* **EXERCISE**:
Read the lines below. Copy out any that hold the string "противоправных".

* **SUPPLIED RECORDS**:
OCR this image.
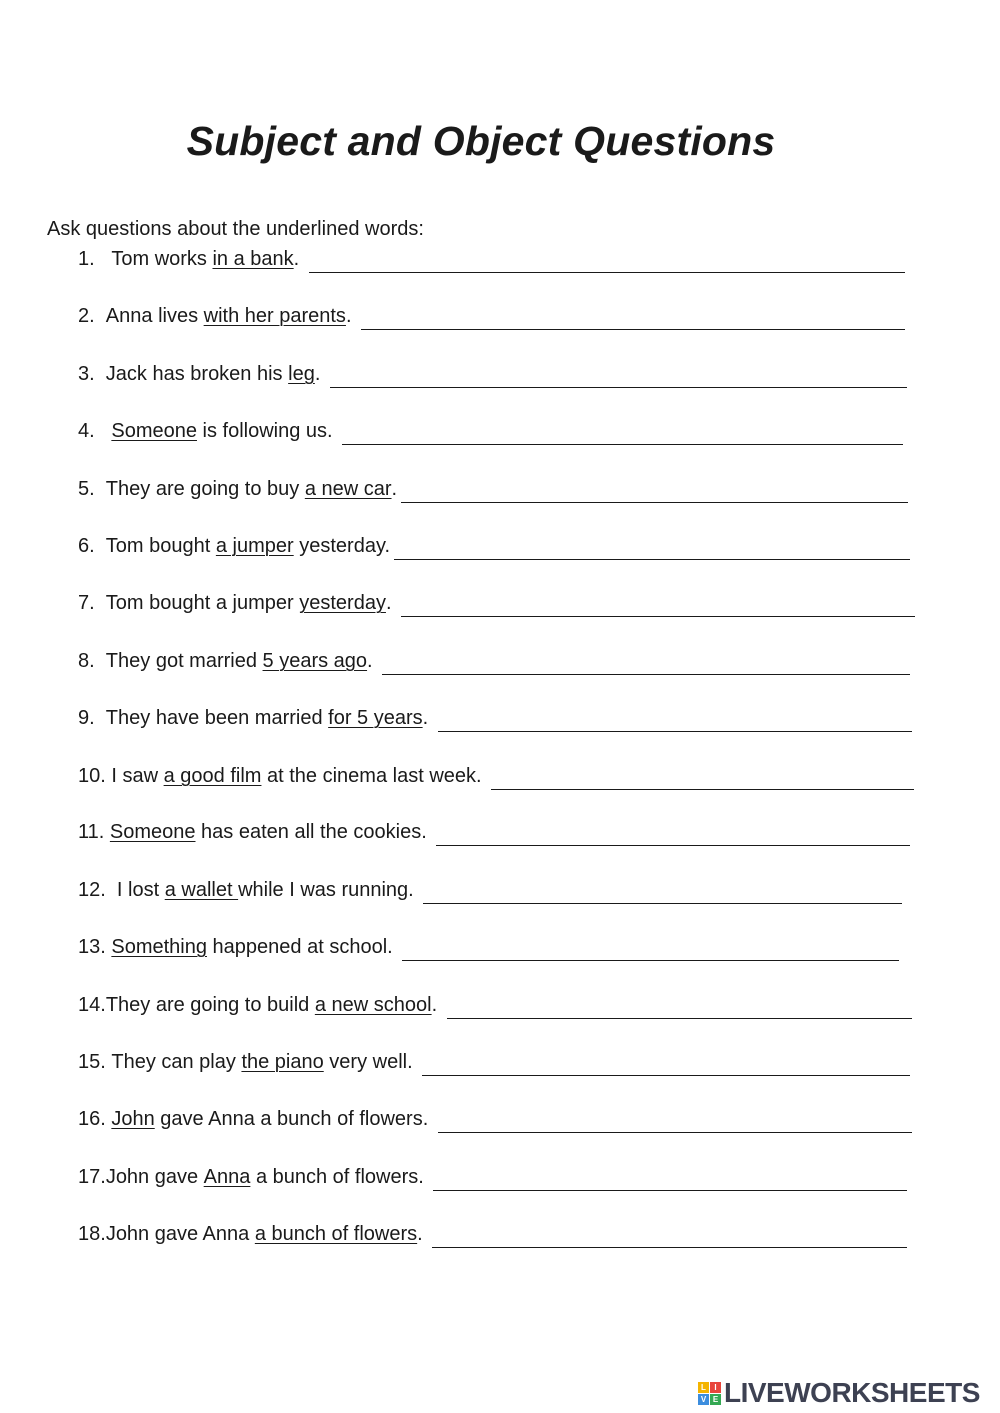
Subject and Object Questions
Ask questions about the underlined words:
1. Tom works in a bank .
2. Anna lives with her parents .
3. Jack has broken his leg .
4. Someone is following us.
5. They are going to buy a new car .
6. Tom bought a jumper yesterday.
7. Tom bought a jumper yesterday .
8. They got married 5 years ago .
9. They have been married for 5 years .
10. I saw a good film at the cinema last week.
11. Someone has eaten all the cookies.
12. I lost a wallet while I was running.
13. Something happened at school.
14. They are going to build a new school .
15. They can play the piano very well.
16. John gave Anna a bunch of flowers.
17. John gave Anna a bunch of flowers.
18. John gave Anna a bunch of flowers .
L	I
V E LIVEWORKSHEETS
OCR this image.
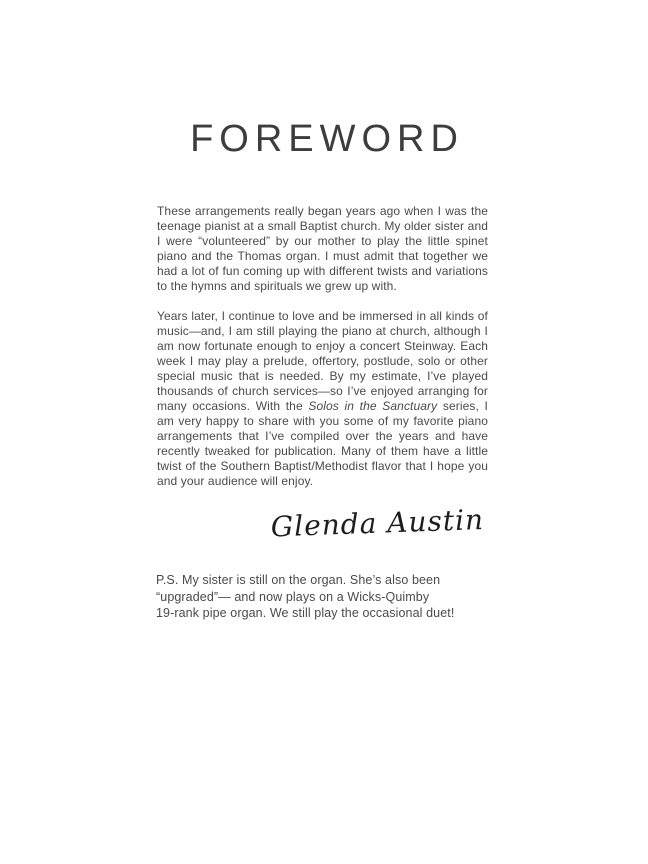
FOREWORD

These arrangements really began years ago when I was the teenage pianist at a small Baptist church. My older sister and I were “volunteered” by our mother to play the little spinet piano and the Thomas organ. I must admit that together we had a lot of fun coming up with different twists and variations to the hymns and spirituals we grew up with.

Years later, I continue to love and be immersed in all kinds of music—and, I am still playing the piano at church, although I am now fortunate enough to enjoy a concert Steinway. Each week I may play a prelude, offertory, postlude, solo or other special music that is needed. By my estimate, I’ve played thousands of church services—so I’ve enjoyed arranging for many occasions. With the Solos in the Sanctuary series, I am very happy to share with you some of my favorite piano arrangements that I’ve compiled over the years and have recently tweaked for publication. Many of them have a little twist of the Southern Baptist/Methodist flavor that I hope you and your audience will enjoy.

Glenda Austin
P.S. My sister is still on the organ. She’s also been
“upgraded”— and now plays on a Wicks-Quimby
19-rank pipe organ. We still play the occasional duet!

---

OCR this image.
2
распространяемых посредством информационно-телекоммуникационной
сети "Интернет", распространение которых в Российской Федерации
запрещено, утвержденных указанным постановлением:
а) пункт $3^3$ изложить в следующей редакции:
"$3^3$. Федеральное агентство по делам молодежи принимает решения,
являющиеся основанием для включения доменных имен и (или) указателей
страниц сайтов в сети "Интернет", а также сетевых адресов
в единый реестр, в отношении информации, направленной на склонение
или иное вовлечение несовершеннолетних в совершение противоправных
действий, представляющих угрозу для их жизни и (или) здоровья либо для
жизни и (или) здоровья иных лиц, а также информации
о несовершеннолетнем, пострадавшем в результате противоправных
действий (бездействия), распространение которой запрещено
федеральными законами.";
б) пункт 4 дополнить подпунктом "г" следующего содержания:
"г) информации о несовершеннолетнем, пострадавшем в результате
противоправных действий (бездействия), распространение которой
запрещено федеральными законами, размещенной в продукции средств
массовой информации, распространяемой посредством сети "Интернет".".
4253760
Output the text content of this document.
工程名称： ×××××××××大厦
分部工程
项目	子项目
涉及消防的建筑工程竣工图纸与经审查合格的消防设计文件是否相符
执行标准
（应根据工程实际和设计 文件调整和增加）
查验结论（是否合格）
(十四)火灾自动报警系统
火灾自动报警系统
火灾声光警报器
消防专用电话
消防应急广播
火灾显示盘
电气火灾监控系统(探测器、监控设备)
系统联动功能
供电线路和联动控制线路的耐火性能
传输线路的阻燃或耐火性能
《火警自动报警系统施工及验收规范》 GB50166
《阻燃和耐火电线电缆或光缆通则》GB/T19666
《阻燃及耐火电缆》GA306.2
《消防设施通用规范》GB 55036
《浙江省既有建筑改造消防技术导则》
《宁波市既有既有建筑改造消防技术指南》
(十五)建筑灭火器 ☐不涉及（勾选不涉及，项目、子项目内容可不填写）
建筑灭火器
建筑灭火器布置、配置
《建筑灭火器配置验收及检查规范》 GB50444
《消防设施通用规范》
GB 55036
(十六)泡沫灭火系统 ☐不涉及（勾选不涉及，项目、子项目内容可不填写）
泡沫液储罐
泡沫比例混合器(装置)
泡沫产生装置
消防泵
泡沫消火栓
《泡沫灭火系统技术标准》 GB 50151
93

* **FINISHED TASK**:
или иное вовлечение несовершеннолетних в совершение противоправных
о несовершеннолетнем, пострадавшем в результате противоправных
противоправных действий (бездействия), распространение которой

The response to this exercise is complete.